BEGIN Records provided

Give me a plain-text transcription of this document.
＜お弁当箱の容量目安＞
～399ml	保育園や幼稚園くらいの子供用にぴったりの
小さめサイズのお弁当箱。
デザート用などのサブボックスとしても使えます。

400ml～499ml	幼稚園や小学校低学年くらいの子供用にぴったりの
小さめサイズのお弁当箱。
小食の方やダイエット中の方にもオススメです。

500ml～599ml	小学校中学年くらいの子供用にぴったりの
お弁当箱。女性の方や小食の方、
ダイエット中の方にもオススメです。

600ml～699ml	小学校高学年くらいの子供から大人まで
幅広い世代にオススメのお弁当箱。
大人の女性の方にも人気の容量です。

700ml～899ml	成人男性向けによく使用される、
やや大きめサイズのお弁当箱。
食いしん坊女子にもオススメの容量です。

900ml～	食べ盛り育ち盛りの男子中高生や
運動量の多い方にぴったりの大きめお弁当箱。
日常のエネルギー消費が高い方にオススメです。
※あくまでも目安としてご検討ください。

END Records provided
BEGIN Records provided

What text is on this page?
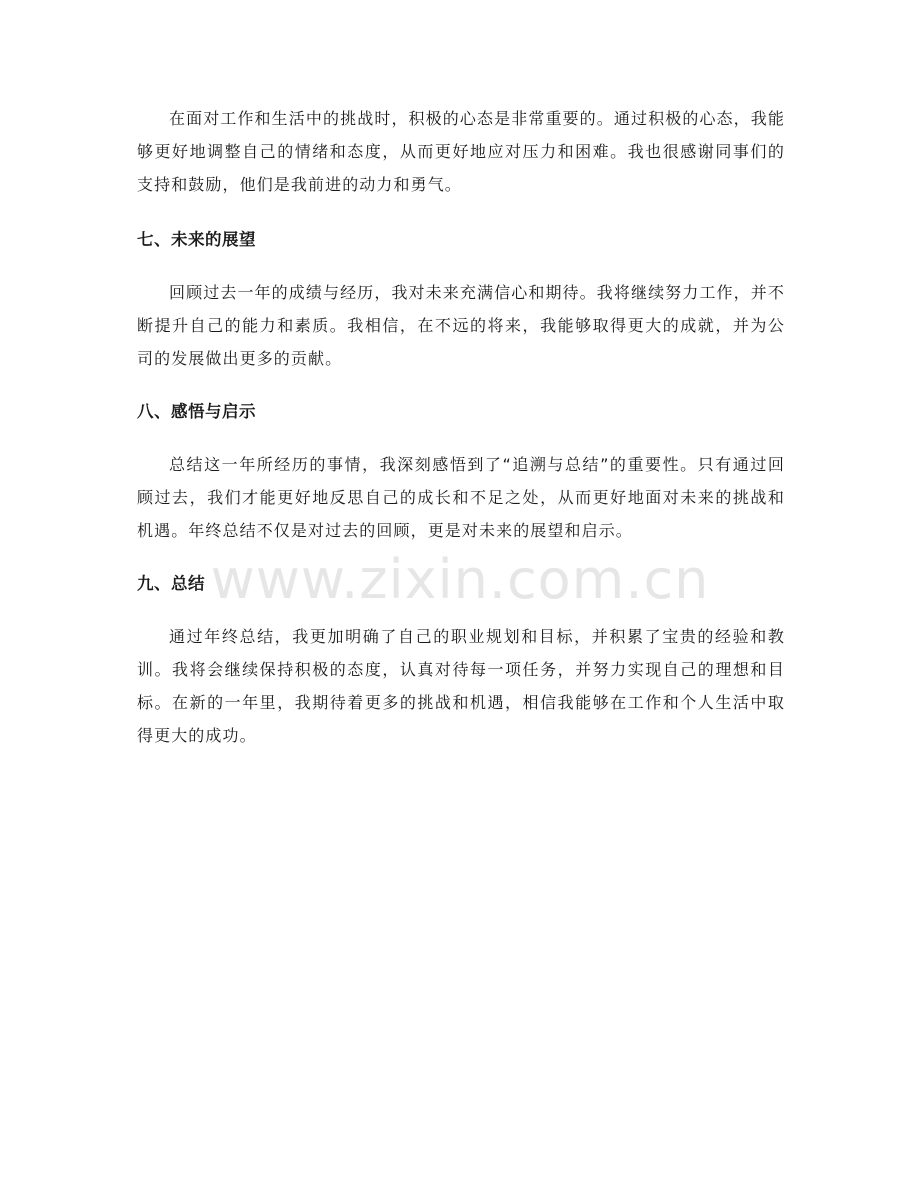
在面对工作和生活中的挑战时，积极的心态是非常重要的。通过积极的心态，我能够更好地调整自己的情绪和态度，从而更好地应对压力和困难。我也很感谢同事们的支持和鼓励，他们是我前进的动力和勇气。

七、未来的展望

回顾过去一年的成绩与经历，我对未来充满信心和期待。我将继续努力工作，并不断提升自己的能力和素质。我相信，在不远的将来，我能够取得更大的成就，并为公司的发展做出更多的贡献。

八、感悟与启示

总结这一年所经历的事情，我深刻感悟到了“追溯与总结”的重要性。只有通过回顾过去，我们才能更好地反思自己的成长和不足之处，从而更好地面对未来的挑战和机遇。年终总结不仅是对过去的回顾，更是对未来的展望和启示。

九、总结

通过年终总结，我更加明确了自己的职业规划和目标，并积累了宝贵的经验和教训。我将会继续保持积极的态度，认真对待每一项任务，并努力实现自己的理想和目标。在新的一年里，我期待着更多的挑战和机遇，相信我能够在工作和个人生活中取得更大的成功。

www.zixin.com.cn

END Records provided

- _Exercise task_: Whenever "text" turns up in a line, pick that line out.

- _Solution for this problem_:
Give me a plain-text transcription of this document.
What text is on this page?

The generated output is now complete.